- _SHORT EXERCISE_: Tally the lines holding "triangle" and state only that figure.

--------

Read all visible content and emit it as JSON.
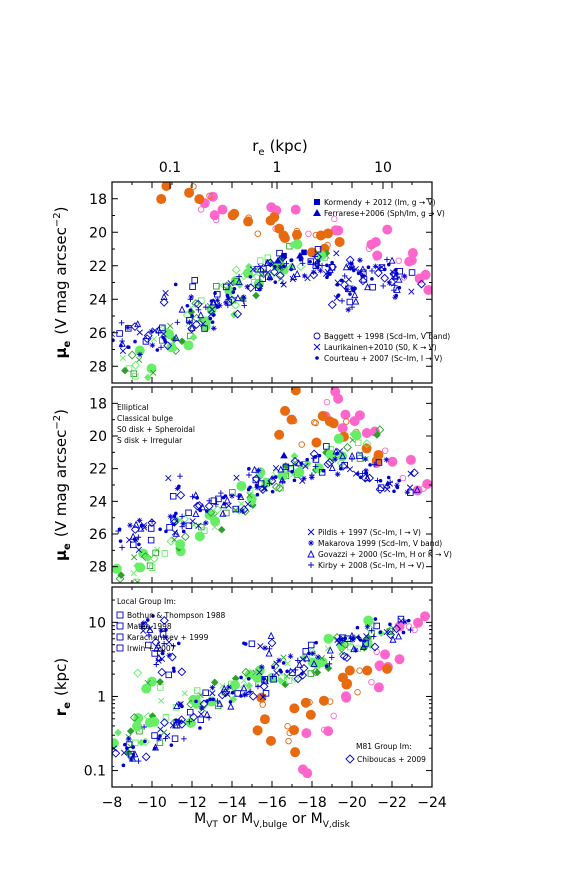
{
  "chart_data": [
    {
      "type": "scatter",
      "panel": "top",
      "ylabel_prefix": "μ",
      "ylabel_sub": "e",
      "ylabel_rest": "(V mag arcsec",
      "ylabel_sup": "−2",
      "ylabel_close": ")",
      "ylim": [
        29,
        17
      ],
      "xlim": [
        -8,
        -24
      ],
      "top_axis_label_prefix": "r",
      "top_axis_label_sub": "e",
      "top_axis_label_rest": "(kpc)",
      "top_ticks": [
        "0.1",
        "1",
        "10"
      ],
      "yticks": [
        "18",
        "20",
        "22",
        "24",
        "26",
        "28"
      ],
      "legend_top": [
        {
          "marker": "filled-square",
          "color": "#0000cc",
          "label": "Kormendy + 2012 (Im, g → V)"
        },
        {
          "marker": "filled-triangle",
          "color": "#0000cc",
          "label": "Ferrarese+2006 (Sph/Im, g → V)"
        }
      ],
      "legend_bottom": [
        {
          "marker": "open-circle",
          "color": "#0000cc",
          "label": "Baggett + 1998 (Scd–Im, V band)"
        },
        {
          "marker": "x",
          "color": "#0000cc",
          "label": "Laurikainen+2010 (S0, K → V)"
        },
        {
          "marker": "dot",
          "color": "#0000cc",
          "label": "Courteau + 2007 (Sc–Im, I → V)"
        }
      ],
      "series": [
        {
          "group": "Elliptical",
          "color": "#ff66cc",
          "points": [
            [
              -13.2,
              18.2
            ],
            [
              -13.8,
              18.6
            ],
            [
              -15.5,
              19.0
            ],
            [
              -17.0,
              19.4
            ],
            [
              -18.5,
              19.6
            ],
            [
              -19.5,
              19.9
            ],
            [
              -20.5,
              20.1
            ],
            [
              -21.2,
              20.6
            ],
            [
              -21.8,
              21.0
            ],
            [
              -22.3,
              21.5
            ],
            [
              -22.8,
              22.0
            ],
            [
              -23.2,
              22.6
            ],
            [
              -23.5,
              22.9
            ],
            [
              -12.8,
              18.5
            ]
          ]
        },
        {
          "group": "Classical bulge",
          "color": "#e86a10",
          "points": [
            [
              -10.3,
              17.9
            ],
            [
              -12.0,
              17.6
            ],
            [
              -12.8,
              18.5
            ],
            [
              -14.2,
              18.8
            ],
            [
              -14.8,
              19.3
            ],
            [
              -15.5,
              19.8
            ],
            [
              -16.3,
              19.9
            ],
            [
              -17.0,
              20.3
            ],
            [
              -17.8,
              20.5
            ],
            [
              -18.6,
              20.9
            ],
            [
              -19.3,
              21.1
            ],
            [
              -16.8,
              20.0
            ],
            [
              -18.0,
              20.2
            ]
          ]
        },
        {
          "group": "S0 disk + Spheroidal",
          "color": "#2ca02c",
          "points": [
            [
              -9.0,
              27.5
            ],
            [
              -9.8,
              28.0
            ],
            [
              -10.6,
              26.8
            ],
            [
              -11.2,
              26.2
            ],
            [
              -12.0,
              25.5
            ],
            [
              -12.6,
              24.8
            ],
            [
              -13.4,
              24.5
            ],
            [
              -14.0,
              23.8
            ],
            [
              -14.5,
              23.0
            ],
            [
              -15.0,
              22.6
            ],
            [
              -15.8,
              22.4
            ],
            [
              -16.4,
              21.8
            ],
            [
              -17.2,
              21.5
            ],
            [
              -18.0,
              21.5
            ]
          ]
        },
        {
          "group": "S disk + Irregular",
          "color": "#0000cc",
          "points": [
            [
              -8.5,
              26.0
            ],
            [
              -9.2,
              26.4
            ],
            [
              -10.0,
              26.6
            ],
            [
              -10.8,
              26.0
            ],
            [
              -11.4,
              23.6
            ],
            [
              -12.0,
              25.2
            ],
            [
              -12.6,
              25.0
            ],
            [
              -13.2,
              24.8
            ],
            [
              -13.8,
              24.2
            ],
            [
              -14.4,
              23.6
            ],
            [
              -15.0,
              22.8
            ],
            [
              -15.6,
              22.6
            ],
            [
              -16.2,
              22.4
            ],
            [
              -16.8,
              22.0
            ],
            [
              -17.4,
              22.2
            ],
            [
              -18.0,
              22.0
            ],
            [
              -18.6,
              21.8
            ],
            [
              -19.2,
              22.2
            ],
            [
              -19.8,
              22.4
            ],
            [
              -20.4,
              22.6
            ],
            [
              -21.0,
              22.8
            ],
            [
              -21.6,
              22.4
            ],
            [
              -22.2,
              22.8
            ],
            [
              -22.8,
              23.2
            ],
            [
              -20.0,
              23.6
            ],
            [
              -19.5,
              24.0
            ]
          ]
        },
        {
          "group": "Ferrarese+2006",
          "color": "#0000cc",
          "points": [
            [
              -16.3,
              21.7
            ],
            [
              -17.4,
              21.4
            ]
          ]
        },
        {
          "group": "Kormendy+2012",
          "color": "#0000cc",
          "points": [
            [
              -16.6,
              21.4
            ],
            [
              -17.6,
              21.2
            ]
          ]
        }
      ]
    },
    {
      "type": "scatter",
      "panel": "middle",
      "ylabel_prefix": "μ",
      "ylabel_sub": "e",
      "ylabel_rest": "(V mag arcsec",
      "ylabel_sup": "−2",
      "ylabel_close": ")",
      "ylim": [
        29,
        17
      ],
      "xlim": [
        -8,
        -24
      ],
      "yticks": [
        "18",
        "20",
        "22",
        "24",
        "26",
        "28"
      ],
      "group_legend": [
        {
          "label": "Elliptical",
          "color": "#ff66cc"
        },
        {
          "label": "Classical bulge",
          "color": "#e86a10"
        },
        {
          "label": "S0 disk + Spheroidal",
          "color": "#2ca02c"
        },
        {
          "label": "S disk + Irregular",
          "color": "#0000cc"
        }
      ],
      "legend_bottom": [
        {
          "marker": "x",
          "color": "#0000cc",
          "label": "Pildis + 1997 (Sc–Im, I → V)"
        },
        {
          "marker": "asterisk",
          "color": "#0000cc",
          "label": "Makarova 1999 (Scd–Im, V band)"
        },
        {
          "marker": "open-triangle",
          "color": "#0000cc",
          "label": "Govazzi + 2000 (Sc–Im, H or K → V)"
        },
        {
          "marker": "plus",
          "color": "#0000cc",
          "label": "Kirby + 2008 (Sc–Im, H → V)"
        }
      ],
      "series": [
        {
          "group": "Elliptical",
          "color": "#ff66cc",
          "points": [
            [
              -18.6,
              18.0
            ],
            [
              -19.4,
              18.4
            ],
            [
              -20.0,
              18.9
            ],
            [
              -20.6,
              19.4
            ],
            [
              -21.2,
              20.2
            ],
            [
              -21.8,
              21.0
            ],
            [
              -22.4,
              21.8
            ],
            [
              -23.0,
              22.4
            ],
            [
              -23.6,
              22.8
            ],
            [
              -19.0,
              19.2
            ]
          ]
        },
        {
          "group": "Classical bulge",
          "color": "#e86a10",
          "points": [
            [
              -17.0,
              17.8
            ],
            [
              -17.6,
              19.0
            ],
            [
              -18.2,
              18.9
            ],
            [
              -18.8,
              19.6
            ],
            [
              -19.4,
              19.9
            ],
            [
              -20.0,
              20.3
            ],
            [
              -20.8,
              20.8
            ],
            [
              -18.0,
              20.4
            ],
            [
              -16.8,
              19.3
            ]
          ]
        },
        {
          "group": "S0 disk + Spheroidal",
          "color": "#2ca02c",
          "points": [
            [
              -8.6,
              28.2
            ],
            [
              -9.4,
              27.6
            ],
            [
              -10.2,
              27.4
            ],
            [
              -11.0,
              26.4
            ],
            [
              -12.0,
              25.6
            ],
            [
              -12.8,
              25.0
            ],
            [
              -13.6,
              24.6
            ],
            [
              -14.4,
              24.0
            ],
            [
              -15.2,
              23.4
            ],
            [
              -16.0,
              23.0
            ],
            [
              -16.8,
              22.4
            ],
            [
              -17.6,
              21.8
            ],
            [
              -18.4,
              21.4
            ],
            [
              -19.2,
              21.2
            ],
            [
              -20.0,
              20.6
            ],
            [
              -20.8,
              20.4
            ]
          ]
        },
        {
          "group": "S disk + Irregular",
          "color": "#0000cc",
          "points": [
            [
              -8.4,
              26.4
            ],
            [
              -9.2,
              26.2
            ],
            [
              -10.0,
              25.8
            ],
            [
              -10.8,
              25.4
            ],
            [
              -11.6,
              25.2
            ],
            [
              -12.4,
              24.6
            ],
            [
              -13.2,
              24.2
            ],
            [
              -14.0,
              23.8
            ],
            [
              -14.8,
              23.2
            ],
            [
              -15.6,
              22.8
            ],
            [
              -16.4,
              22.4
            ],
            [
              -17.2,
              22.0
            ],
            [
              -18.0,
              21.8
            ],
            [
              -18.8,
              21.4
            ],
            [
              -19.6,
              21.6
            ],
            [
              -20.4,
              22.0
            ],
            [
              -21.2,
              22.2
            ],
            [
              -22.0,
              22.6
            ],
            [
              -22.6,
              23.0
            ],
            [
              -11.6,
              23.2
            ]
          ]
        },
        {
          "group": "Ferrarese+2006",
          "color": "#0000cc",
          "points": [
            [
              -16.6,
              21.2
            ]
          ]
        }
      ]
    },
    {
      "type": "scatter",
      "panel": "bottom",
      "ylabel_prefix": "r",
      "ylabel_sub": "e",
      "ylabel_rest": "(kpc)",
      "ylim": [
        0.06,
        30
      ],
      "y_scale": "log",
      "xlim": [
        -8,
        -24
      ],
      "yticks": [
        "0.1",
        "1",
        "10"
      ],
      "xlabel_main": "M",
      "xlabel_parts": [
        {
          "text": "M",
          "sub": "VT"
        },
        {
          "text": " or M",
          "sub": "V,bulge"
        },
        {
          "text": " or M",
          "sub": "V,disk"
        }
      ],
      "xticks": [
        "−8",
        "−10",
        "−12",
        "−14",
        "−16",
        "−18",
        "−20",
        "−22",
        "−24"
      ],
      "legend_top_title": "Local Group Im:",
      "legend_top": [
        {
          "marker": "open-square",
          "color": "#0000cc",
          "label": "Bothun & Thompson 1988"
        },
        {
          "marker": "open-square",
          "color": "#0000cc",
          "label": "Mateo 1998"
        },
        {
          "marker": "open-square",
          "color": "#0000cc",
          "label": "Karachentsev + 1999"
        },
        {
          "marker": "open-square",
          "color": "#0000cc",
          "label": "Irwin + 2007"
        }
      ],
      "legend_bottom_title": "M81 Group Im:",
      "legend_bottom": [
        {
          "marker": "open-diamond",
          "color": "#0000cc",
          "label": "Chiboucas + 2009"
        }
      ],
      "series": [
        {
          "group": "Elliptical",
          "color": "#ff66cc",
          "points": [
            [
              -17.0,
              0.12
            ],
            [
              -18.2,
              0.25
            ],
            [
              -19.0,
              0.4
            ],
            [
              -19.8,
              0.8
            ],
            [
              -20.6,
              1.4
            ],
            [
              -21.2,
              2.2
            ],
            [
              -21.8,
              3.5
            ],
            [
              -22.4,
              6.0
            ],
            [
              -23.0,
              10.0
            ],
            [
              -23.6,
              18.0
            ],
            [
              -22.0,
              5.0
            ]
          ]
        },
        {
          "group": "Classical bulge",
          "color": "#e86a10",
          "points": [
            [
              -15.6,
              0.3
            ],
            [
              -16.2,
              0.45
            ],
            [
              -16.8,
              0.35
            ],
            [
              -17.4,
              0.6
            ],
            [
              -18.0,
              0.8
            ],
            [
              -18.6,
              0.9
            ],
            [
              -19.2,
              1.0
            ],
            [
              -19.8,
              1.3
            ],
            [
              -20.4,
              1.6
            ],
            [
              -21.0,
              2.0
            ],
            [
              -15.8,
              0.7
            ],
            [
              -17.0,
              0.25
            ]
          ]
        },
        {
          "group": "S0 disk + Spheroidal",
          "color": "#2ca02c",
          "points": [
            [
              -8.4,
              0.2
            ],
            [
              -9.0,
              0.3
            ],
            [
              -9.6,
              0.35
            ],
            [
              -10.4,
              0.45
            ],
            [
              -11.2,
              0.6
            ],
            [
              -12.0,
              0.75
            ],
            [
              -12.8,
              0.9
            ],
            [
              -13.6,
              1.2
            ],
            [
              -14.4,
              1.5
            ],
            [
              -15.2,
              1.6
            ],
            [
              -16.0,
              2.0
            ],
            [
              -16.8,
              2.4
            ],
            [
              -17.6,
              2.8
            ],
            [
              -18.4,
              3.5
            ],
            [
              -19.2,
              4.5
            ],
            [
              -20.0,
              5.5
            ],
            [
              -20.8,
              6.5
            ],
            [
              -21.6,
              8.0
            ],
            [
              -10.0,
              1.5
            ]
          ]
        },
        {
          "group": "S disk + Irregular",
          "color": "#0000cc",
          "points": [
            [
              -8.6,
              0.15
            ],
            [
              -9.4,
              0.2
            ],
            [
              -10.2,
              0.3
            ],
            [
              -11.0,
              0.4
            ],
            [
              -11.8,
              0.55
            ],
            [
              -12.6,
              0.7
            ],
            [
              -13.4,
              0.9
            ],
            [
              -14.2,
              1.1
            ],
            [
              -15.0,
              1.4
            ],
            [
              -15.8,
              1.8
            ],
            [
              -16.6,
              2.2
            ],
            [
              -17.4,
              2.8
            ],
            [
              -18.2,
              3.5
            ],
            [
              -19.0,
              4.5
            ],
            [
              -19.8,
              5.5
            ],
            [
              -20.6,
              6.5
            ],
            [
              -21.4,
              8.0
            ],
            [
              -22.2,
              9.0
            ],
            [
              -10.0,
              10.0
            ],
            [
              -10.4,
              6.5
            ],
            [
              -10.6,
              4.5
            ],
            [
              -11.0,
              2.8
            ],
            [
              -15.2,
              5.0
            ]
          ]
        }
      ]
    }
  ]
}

--------

- _FINAL RESULT_: 2